— Start of Supplied information —
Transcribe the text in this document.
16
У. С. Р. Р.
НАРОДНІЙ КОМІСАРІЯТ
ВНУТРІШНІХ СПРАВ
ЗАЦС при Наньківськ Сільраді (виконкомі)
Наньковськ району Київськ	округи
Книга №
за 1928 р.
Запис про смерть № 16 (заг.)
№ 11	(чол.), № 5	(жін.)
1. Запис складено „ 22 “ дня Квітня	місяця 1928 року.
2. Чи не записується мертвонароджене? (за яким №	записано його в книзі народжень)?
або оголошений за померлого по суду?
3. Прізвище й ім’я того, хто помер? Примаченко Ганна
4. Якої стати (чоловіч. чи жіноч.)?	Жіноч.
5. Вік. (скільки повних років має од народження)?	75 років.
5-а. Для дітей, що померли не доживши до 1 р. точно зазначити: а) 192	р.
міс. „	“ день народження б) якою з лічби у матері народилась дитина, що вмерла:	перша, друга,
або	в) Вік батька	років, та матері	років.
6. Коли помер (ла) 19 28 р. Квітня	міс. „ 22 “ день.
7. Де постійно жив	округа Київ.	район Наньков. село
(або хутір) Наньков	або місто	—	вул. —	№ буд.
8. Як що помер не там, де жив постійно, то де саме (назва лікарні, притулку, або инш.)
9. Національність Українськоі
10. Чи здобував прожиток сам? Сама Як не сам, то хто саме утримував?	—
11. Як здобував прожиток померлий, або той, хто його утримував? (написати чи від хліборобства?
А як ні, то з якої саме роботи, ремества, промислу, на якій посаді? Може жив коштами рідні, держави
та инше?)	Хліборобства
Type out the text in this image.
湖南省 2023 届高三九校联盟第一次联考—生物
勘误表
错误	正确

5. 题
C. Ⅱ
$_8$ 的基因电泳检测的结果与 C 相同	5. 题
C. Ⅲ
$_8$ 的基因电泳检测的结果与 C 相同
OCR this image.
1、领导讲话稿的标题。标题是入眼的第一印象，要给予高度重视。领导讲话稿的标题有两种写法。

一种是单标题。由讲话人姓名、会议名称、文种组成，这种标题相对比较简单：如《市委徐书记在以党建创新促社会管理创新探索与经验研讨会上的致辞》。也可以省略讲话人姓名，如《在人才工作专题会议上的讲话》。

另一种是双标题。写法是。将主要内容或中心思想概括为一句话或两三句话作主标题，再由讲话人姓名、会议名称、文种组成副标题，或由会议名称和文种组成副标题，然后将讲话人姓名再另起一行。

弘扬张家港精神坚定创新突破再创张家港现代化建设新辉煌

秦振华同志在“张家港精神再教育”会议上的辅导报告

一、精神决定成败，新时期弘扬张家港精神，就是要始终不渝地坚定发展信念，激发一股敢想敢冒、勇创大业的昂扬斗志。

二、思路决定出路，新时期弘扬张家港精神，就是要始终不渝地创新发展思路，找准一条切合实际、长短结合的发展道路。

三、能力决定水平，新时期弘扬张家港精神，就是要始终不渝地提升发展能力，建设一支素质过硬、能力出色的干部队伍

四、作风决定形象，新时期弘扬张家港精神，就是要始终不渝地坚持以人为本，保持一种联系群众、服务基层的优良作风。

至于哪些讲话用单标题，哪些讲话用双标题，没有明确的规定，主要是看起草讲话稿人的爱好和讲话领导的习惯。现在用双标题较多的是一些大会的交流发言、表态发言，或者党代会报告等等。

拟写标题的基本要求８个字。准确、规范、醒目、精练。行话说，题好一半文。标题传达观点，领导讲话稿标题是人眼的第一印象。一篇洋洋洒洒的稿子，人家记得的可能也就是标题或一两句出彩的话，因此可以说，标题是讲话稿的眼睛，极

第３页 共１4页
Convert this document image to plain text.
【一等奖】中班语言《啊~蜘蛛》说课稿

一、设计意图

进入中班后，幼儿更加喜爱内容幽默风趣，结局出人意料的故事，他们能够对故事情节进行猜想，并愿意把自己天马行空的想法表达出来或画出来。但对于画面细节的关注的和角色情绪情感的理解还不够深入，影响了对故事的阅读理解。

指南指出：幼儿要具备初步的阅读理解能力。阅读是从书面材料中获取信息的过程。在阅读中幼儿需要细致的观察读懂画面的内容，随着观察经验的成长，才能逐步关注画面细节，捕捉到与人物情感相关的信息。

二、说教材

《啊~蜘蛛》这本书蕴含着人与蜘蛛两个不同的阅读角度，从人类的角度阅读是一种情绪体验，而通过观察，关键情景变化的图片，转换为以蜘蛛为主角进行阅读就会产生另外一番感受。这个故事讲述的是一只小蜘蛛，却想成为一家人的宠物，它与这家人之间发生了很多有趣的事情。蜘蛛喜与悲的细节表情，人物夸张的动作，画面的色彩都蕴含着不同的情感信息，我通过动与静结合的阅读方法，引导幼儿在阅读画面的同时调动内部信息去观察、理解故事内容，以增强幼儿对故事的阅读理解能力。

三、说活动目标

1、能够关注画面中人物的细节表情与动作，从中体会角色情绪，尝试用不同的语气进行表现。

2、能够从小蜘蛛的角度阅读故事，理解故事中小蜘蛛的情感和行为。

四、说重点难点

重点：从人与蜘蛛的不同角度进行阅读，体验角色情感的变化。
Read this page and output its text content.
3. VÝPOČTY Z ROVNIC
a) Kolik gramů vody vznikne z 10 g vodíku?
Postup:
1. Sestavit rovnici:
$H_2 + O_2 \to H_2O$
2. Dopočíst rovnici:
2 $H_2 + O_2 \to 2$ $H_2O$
— End of Supplied information —
# Exercise objective
Please set down each line of the records exactly as given.

# Task solution
Transcribe the text in this document.
16
У. С. Р. Р.
НАРОДНІЙ КОМІСАРІЯТ
ВНУТРІШНІХ СПРАВ
ЗАЦС при Наньківськ Сільраді (виконкомі)
Наньковськ району Київськ	округи
Книга №
за 1928 р.
Запис про смерть № 16 (заг.)
№ 11	(чол.), № 5	(жін.)
1. Запис складено „ 22 “ дня Квітня	місяця 1928 року.
2. Чи не записується мертвонароджене? (за яким №	записано його в книзі народжень)?
або оголошений за померлого по суду?
3. Прізвище й ім’я того, хто помер? Примаченко Ганна
4. Якої стати (чоловіч. чи жіноч.)?	Жіноч.
5. Вік. (скільки повних років має од народження)?	75 років.
5-а. Для дітей, що померли не доживши до 1 р. точно зазначити: а) 192	р.
міс. „	“ день народження б) якою з лічби у матері народилась дитина, що вмерла:	перша, друга,
або	в) Вік батька	років, та матері	років.
6. Коли помер (ла) 19 28 р. Квітня	міс. „ 22 “ день.
7. Де постійно жив	округа Київ.	район Наньков. село
(або хутір) Наньков	або місто	—	вул. —	№ буд.
8. Як що помер не там, де жив постійно, то де саме (назва лікарні, притулку, або инш.)
9. Національність Українськоі
10. Чи здобував прожиток сам? Сама Як не сам, то хто саме утримував?	—
11. Як здобував прожиток померлий, або той, хто його утримував? (написати чи від хліборобства?
А як ні, то з якої саме роботи, ремества, промислу, на якій посаді? Може жив коштами рідні, держави
та инше?)	Хліборобства
Type out the text in this image.
湖南省 2023 届高三九校联盟第一次联考—生物
勘误表
错误	正确

5. 题
C. Ⅱ
$_8$ 的基因电泳检测的结果与 C 相同	5. 题
C. Ⅲ
$_8$ 的基因电泳检测的结果与 C 相同
OCR this image.
1、领导讲话稿的标题。标题是入眼的第一印象，要给予高度重视。领导讲话稿的标题有两种写法。

一种是单标题。由讲话人姓名、会议名称、文种组成，这种标题相对比较简单：如《市委徐书记在以党建创新促社会管理创新探索与经验研讨会上的致辞》。也可以省略讲话人姓名，如《在人才工作专题会议上的讲话》。

另一种是双标题。写法是。将主要内容或中心思想概括为一句话或两三句话作主标题，再由讲话人姓名、会议名称、文种组成副标题，或由会议名称和文种组成副标题，然后将讲话人姓名再另起一行。

弘扬张家港精神坚定创新突破再创张家港现代化建设新辉煌

秦振华同志在“张家港精神再教育”会议上的辅导报告

一、精神决定成败，新时期弘扬张家港精神，就是要始终不渝地坚定发展信念，激发一股敢想敢冒、勇创大业的昂扬斗志。

二、思路决定出路，新时期弘扬张家港精神，就是要始终不渝地创新发展思路，找准一条切合实际、长短结合的发展道路。

三、能力决定水平，新时期弘扬张家港精神，就是要始终不渝地提升发展能力，建设一支素质过硬、能力出色的干部队伍

四、作风决定形象，新时期弘扬张家港精神，就是要始终不渝地坚持以人为本，保持一种联系群众、服务基层的优良作风。

至于哪些讲话用单标题，哪些讲话用双标题，没有明确的规定，主要是看起草讲话稿人的爱好和讲话领导的习惯。现在用双标题较多的是一些大会的交流发言、表态发言，或者党代会报告等等。

拟写标题的基本要求８个字。准确、规范、醒目、精练。行话说，题好一半文。标题传达观点，领导讲话稿标题是人眼的第一印象。一篇洋洋洒洒的稿子，人家记得的可能也就是标题或一两句出彩的话，因此可以说，标题是讲话稿的眼睛，极

第３页 共１4页
Convert this document image to plain text.
【一等奖】中班语言《啊~蜘蛛》说课稿

一、设计意图

进入中班后，幼儿更加喜爱内容幽默风趣，结局出人意料的故事，他们能够对故事情节进行猜想，并愿意把自己天马行空的想法表达出来或画出来。但对于画面细节的关注的和角色情绪情感的理解还不够深入，影响了对故事的阅读理解。

指南指出：幼儿要具备初步的阅读理解能力。阅读是从书面材料中获取信息的过程。在阅读中幼儿需要细致的观察读懂画面的内容，随着观察经验的成长，才能逐步关注画面细节，捕捉到与人物情感相关的信息。

二、说教材

《啊~蜘蛛》这本书蕴含着人与蜘蛛两个不同的阅读角度，从人类的角度阅读是一种情绪体验，而通过观察，关键情景变化的图片，转换为以蜘蛛为主角进行阅读就会产生另外一番感受。这个故事讲述的是一只小蜘蛛，却想成为一家人的宠物，它与这家人之间发生了很多有趣的事情。蜘蛛喜与悲的细节表情，人物夸张的动作，画面的色彩都蕴含着不同的情感信息，我通过动与静结合的阅读方法，引导幼儿在阅读画面的同时调动内部信息去观察、理解故事内容，以增强幼儿对故事的阅读理解能力。

三、说活动目标

1、能够关注画面中人物的细节表情与动作，从中体会角色情绪，尝试用不同的语气进行表现。

2、能够从小蜘蛛的角度阅读故事，理解故事中小蜘蛛的情感和行为。

四、说重点难点

重点：从人与蜘蛛的不同角度进行阅读，体验角色情感的变化。
Read this page and output its text content.
3. VÝPOČTY Z ROVNIC
a) Kolik gramů vody vznikne z 10 g vodíku?
Postup:
1. Sestavit rovnici:
$H_2 + O_2 \to H_2O$
2. Dopočíst rovnici:
2 $H_2 + O_2 \to 2$ $H_2O$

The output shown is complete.